++++ Supplied information ++++

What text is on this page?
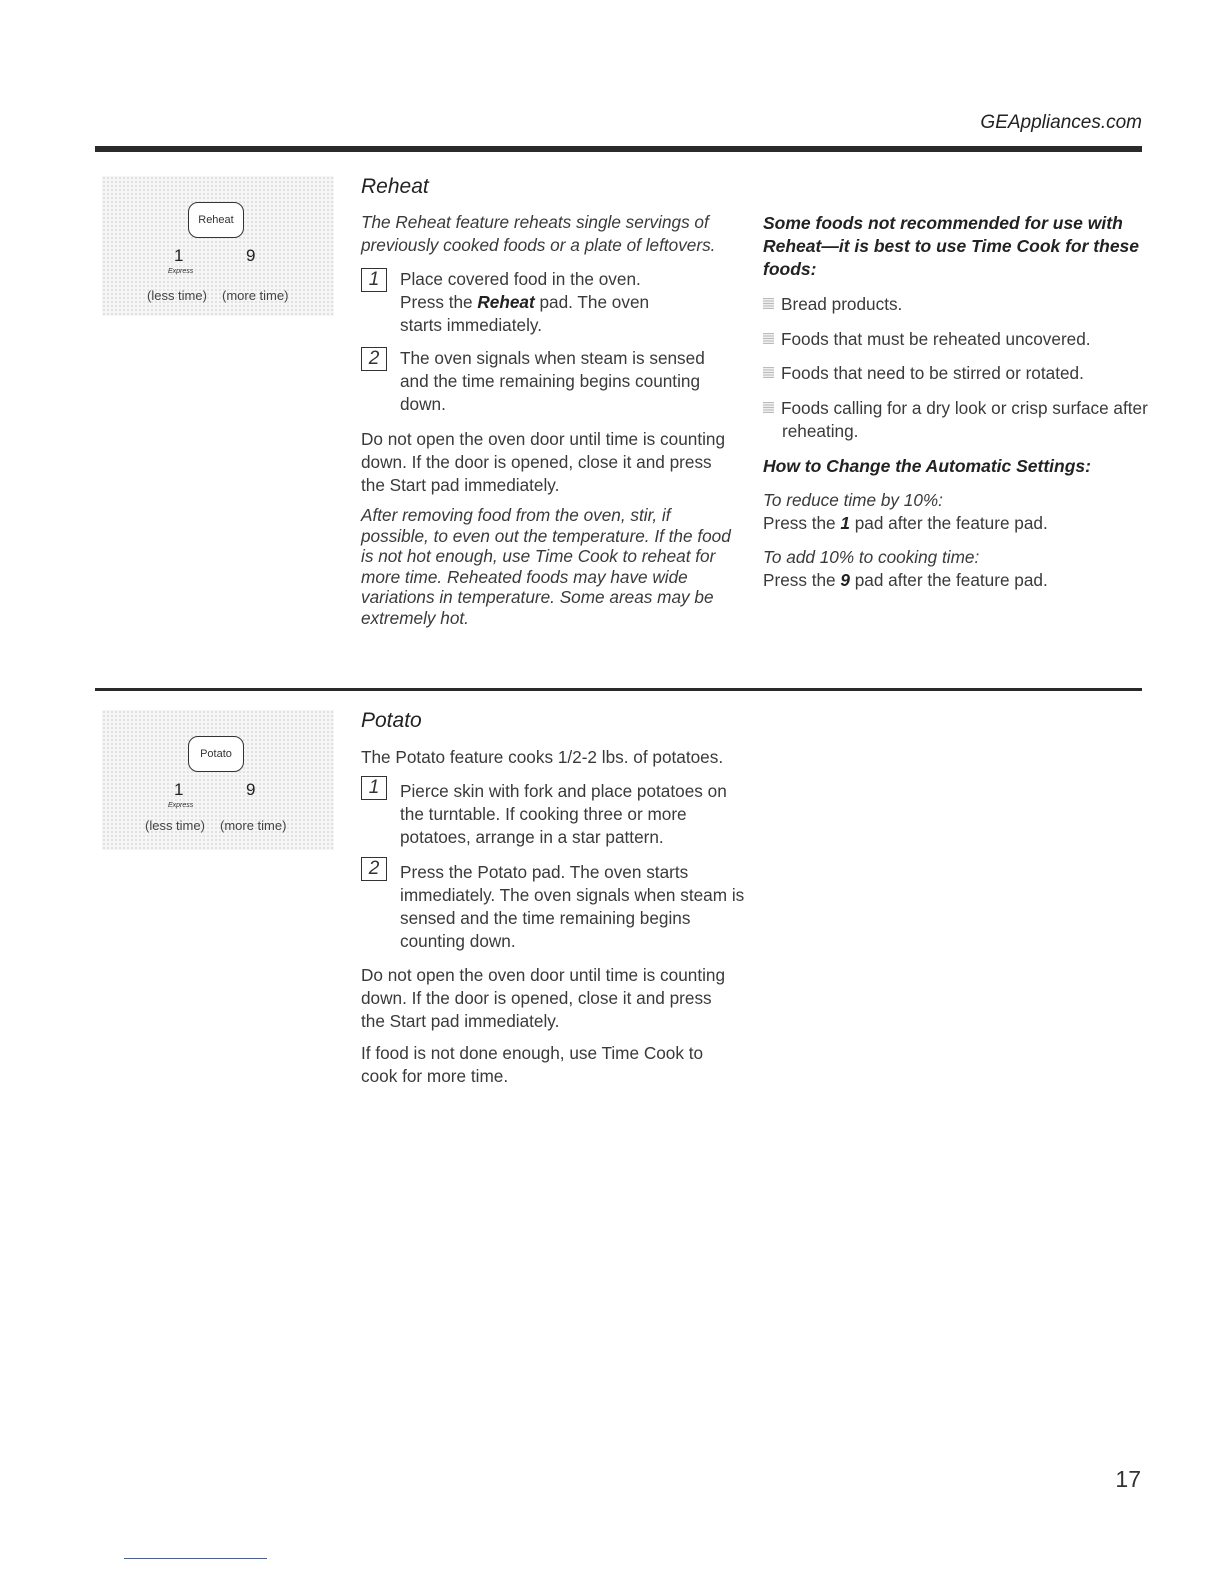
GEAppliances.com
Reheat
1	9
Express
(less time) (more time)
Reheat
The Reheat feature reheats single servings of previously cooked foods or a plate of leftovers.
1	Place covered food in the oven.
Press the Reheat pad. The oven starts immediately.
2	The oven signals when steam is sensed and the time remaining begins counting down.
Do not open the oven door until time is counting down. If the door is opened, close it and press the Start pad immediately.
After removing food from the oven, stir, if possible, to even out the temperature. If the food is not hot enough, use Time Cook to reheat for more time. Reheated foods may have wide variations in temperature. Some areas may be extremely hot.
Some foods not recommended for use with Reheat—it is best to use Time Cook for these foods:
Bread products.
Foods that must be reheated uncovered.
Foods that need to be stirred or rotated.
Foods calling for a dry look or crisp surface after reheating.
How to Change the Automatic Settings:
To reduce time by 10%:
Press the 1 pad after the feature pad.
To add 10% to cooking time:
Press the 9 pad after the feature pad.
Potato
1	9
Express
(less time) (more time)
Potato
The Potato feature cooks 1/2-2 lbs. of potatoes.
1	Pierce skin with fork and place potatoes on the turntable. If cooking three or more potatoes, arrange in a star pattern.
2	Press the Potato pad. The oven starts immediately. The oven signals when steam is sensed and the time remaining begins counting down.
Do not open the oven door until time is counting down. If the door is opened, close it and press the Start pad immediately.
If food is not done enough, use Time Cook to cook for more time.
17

++++

— Instruction —
Copy the whole listing above word for word but do not carry over the pictures.

— Answer to this exercise —
What text is on this page?
GEAppliances.com
Reheat
1	9
Express
(less time) (more time)
Reheat
The Reheat feature reheats single servings of previously cooked foods or a plate of leftovers.
1	Place covered food in the oven.
Press the Reheat pad. The oven starts immediately.
2	The oven signals when steam is sensed and the time remaining begins counting down.
Do not open the oven door until time is counting down. If the door is opened, close it and press the Start pad immediately.
After removing food from the oven, stir, if possible, to even out the temperature. If the food is not hot enough, use Time Cook to reheat for more time. Reheated foods may have wide variations in temperature. Some areas may be extremely hot.
Some foods not recommended for use with Reheat—it is best to use Time Cook for these foods:
Bread products.
Foods that must be reheated uncovered.
Foods that need to be stirred or rotated.
Foods calling for a dry look or crisp surface after reheating.
How to Change the Automatic Settings:
To reduce time by 10%:
Press the 1 pad after the feature pad.
To add 10% to cooking time:
Press the 9 pad after the feature pad.
Potato
1	9
Express
(less time) (more time)
Potato
The Potato feature cooks 1/2-2 lbs. of potatoes.
1	Pierce skin with fork and place potatoes on the turntable. If cooking three or more potatoes, arrange in a star pattern.
2	Press the Potato pad. The oven starts immediately. The oven signals when steam is sensed and the time remaining begins counting down.
Do not open the oven door until time is counting down. If the door is opened, close it and press the Start pad immediately.
If food is not done enough, use Time Cook to cook for more time.
17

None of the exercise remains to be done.